> **RECORDS TO PROCESS**:

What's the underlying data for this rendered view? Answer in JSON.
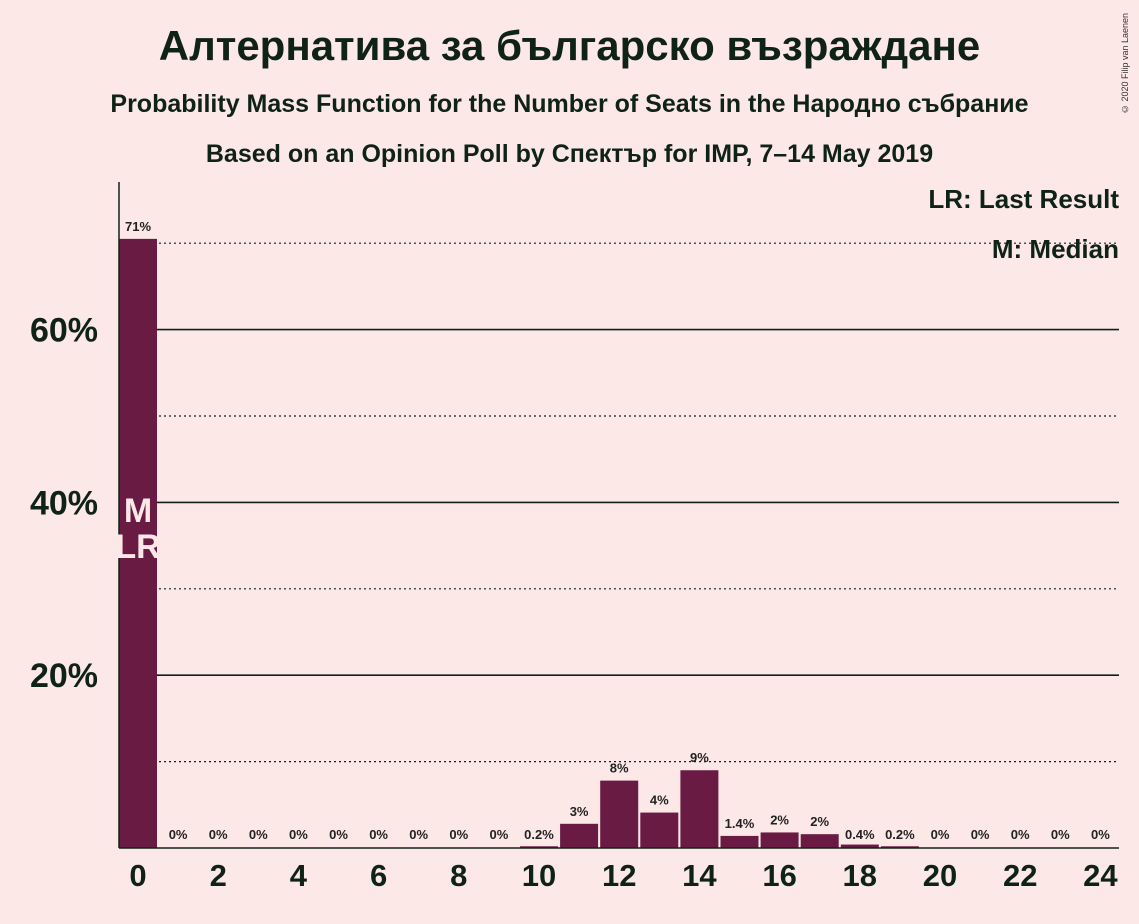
{
  "header": {
    "title": "Алтернатива за българско възраждане",
    "subtitle1": "Probability Mass Function for the Number of Seats in the Народно събрание",
    "subtitle2": "Based on an Opinion Poll by Спектър for IMP, 7–14 May 2019",
    "copyright": "© 2020 Filip van Laenen"
  },
  "legend": {
    "lr": "LR: Last Result",
    "m": "M: Median"
  },
  "colors": {
    "bar": "#6A1B44",
    "background": "#FDE8E8",
    "text": "#0f2216"
  },
  "chart_data": {
    "type": "bar",
    "title": "Алтернатива за българско възраждане",
    "xlabel": "",
    "ylabel": "",
    "x": [
      0,
      1,
      2,
      3,
      4,
      5,
      6,
      7,
      8,
      9,
      10,
      11,
      12,
      13,
      14,
      15,
      16,
      17,
      18,
      19,
      20,
      21,
      22,
      23,
      24
    ],
    "values": [
      70.5,
      0,
      0,
      0,
      0,
      0,
      0,
      0,
      0,
      0,
      0.2,
      2.8,
      7.8,
      4.1,
      9.0,
      1.4,
      1.8,
      1.6,
      0.4,
      0.2,
      0,
      0,
      0,
      0,
      0
    ],
    "data_labels": [
      "71%",
      "0%",
      "0%",
      "0%",
      "0%",
      "0%",
      "0%",
      "0%",
      "0%",
      "0%",
      "0.2%",
      "3%",
      "8%",
      "4%",
      "9%",
      "1.4%",
      "2%",
      "2%",
      "0.4%",
      "0.2%",
      "0%",
      "0%",
      "0%",
      "0%",
      "0%"
    ],
    "x_tick_labels": [
      "0",
      "2",
      "4",
      "6",
      "8",
      "10",
      "12",
      "14",
      "16",
      "18",
      "20",
      "22",
      "24"
    ],
    "y_tick_labels": [
      "20%",
      "40%",
      "60%"
    ],
    "ylim": [
      0,
      77
    ],
    "solid_gridlines": [
      20,
      40,
      60
    ],
    "dotted_gridlines": [
      10,
      30,
      50,
      70
    ],
    "median_seat": 0,
    "last_result_seat": 0,
    "median_marker": "M",
    "last_result_marker": "LR",
    "legend_position": "top-right"
  }
}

> **DIRECTIONS FOR THIS TASK**:
Quote every record above exactly, omitting any pictures they contain.

> **ANSWER**:
What's the underlying data for this rendered view? Answer in JSON.
{
  "header": {
    "title": "Алтернатива за българско възраждане",
    "subtitle1": "Probability Mass Function for the Number of Seats in the Народно събрание",
    "subtitle2": "Based on an Opinion Poll by Спектър for IMP, 7–14 May 2019",
    "copyright": "© 2020 Filip van Laenen"
  },
  "legend": {
    "lr": "LR: Last Result",
    "m": "M: Median"
  },
  "colors": {
    "bar": "#6A1B44",
    "background": "#FDE8E8",
    "text": "#0f2216"
  },
  "chart_data": {
    "type": "bar",
    "title": "Алтернатива за българско възраждане",
    "xlabel": "",
    "ylabel": "",
    "x": [
      0,
      1,
      2,
      3,
      4,
      5,
      6,
      7,
      8,
      9,
      10,
      11,
      12,
      13,
      14,
      15,
      16,
      17,
      18,
      19,
      20,
      21,
      22,
      23,
      24
    ],
    "values": [
      70.5,
      0,
      0,
      0,
      0,
      0,
      0,
      0,
      0,
      0,
      0.2,
      2.8,
      7.8,
      4.1,
      9.0,
      1.4,
      1.8,
      1.6,
      0.4,
      0.2,
      0,
      0,
      0,
      0,
      0
    ],
    "data_labels": [
      "71%",
      "0%",
      "0%",
      "0%",
      "0%",
      "0%",
      "0%",
      "0%",
      "0%",
      "0%",
      "0.2%",
      "3%",
      "8%",
      "4%",
      "9%",
      "1.4%",
      "2%",
      "2%",
      "0.4%",
      "0.2%",
      "0%",
      "0%",
      "0%",
      "0%",
      "0%"
    ],
    "x_tick_labels": [
      "0",
      "2",
      "4",
      "6",
      "8",
      "10",
      "12",
      "14",
      "16",
      "18",
      "20",
      "22",
      "24"
    ],
    "y_tick_labels": [
      "20%",
      "40%",
      "60%"
    ],
    "ylim": [
      0,
      77
    ],
    "solid_gridlines": [
      20,
      40,
      60
    ],
    "dotted_gridlines": [
      10,
      30,
      50,
      70
    ],
    "median_seat": 0,
    "last_result_seat": 0,
    "median_marker": "M",
    "last_result_marker": "LR",
    "legend_position": "top-right"
  }
}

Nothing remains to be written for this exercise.